=== WHAT THE EXERCISE ASKS ===
Work through the data below and copy out every line where "dimensional" is found.

BEGIN STUDY MATERIAL

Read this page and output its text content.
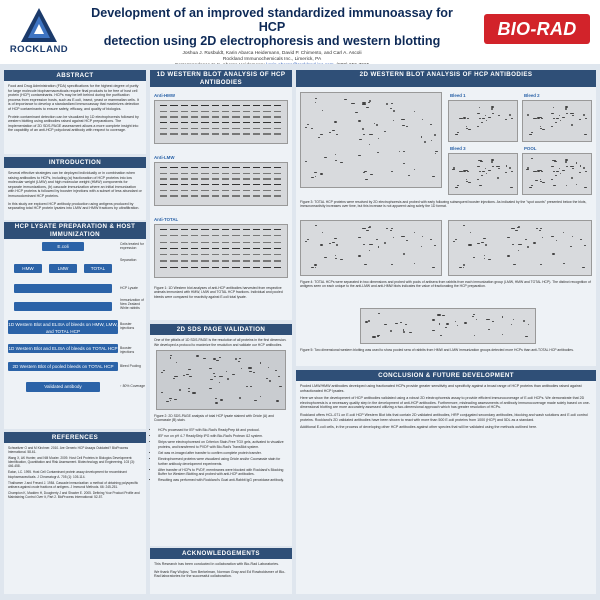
ROCKLAND
Development of an improved standardized immunoassay for HCP
detection using 2D electrophoresis and western blotting
Joshua J. Rusbuldt, Karin Abarca Heidemann, David P. Chimento, and Carl A. Ascoli
Rockland Immunochemicals Inc., Limerick, PA
BIO-RAD
ABSTRACT

Food and Drug Administration (FDA) specifications for the highest degree of purity for large molecule biopharmaceuticals require final products to be free of host cell protein (HCP) contaminants. HCPs may be left behind during the purification process from expression hosts, such as E.coli, insect, yeast or mammalian cells. It is of importance to develop a standardized immunoassay that maximizes detection of HCP contaminants to ensure safety, efficacy, and quality of biologics.

Protein contaminant detection can be visualized by 1D electrophoresis followed by western blotting using antibodies raised against HCP preparations. The implementation of 2D SDS-PAGE assessment allows a more complete insight into the capability of an anti-HCP polyclonal antibody with respect to coverage.

INTRODUCTION

Several effective strategies can be deployed individually or in combination when raising antibodies to HCPs, including (a) fractionation of HCP proteins into low molecular weight (LMW) and high molecular weight (HMW) components for separate immunizations, (b) cascade immunization where an initial immunization with HCP proteins is followed by booster injections with a subset of less abundant or immunodominant HCP proteins.

In this study we explored HCP antibody production using antigens produced by separating total HCP protein lysates into LMW and HMW fractions by ultrafiltration.

HCP LYSATE PREPARATION & HOST IMMUNIZATION
E.coli
HMW	LMW	TOTAL
1D Western Blot and ELISA of bleeds on HMW, LMW, and TOTAL HCP
1D Western Blot and ELISA of bleeds on TOTAL HCP
2D Western Blot of pooled bleeds on TOTAL HCP
Validated antibody
Cells treated for expression
Separation
HCP Lysate
Immunization of New Zealand White rabbits
Booster injections
Booster injections
Bleed Pooling
↑ 80% Coverage
REFERENCES
Schweitzer O and M Kirchner. 2010. Are Generic HCP Assays Outdated? BioProcess International. 58-61.
Wang X, AK Hunter, and NM Mozier. 2009. Host Cell Proteins in Biologics Development: Identification, Quantitation and Risk Assessment. Biotechnology and Engineering. 103 (3): 446-458.
Eaton, LC. 1995. Host Cell Contaminant protein assay development for recombinant biopharmaceuticals. J Chromatogr A. 705 (1): 105-114.
Thalhamer J and Freund J. 1984. Cascade immunization: a method of obtaining polyspecific antisera against crude fractions of antigens. J Immunol Methods. 66: 245-251.
Champion K, Madden H, Dougherty J and Shacter E. 2005. Defining Your Product Profile and Maintaining Control Over it, Part 2. BioProcess International: 52-57.
1D WESTERN BLOT ANALYSIS OF HCP ANTIBODIES
Anti-HMW
Anti-LMW
Anti-TOTAL
Figure 1: 1D Western blot analyses of anti-HCP antibodies harvested from respective animals immunized with HMW, LMW and TOTAL HCP fractions. Individual and pooled bleeds were compared for reactivity against E.coli total lysate.
2D SDS PAGE VALIDATION

One of the pitfalls of 1D SDS-PAGE is the resolution of all proteins in the first dimension. We developed a protocol to maximize the resolution and validate our HCP antibodies.

Figure 2: 2D SDS-PAGE analysis of total HCP lysate stained with Oriole (A) and Coomassie (B) stain.
• HCPs processed for IEF with Bio-Rad's ReadyPrep kit and protocol.
• IEF run on pH 4-7 ReadyStrip IPG with Bio-Rad's Protean i12 system.
• Strips were electrophoresed on Criterion Stain-Free TGX gels, activated to visualize proteins, and transferred to PVDF with Bio-Rad's TransBlot system.
• Gel was re-imaged after transfer to confirm complete protein transfer.
• Electrophoresed proteins were visualized using Oriole and/or Coomassie stain for further antibody development experiments.
• After transfer of HCPs to PVDF, membranes were blocked with Rockland's Blocking Buffer for Western Blotting and probed with anti-HCP antibodies.
• Resulting was performed with Rockland's Goat anti-Rabbit IgG peroxidase antibody.
ACKNOWLEDGEMENTS

This Research has been conducted in collaboration with Bio-Rad Laboratories.

We thank Ray Wojtov, Tom Berkelman, Norman Gray and Ed Rowboldsmer of Bio-Rad laboratories for the successful collaboration.

2D WESTERN BLOT ANALYSIS OF HCP ANTIBODIES
Bleed 1	Bleed 2
Bleed 3	POOL
Figure 3: TOTAL HCP proteins were resolved by 2D electrophoresis and probed with early following subsequent booster injections. As indicated by the "spot counts" presented below the blots, immunoreactivity increases over time, but this increase is not apparent using solely the 1D format.
Figure 4: TOTAL HCPs were separated in two dimensions and probed with pools of antisera from rabbits from each immunization group (LMW, HMW and TOTAL HCP). The distinct recognition of antigens seen on each unique to the anti-LMW and anti-HMW blots indicates the value of fractionating the HCP preparation.
Figure 5: Two dimensional western blotting was used to show pooled sera of rabbits from HMW and LMW immunization groups detected more HCPs than anti-TOTAL HCP antibodies.
CONCLUSION & FUTURE DEVELOPMENT

Pooled LMW/HMW antibodies developed using fractionated HCPs provide greater sensitivity and specificity against a broad range of HCP proteins than antibodies raised against unfractionated HCP lysates.

Here we show the development of HCP antibodies validated using a robust 2D electrophoresis assay to provide efficient immunocoverage of E.coli HCPs. We demonstrate that 2D electrophoresis is a necessary quality step in the development of anti-HCP antibodies. Furthermore, misleading assessments of antibody immunocoverage made solely based on one-dimensional blotting are more accurately assessed utilizing a two-dimensional approach which has greater resolution of HCPs.

Rockland offers HCL-071 on E.coli HCP Western Blot kits that contain 2D validated antibodies, HRP conjugated secondary antibodies, blocking and wash solutions and E.coli control proteins. Rockland's 2D validated antibodies have been shown to react with more than 500 E.coli proteins from 1000 (HCP) and 5DL as a standard.

Additional E.coli cells, in the process of developing other HCP antibodies against other species that will be validated using the methods outlined here.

END STUDY MATERIAL

=== ANSWER BOX ===
Figure 5: Two dimensional western blotting was used to show pooled sera of rabbits from HMW and LMW immunization groups detected more HCPs than anti-TOTAL HCP antibodies.
Here we show the development of HCP antibodies validated using a robust 2D electrophoresis assay to provide efficient immunocoverage of E.coli HCPs. We demonstrate that 2D electrophoresis is a necessary quality step in the development of anti-HCP antibodies. Furthermore, misleading assessments of antibody immunocoverage made solely based on one-dimensional blotting are more accurately assessed utilizing a two-dimensional approach which has greater resolution of HCPs.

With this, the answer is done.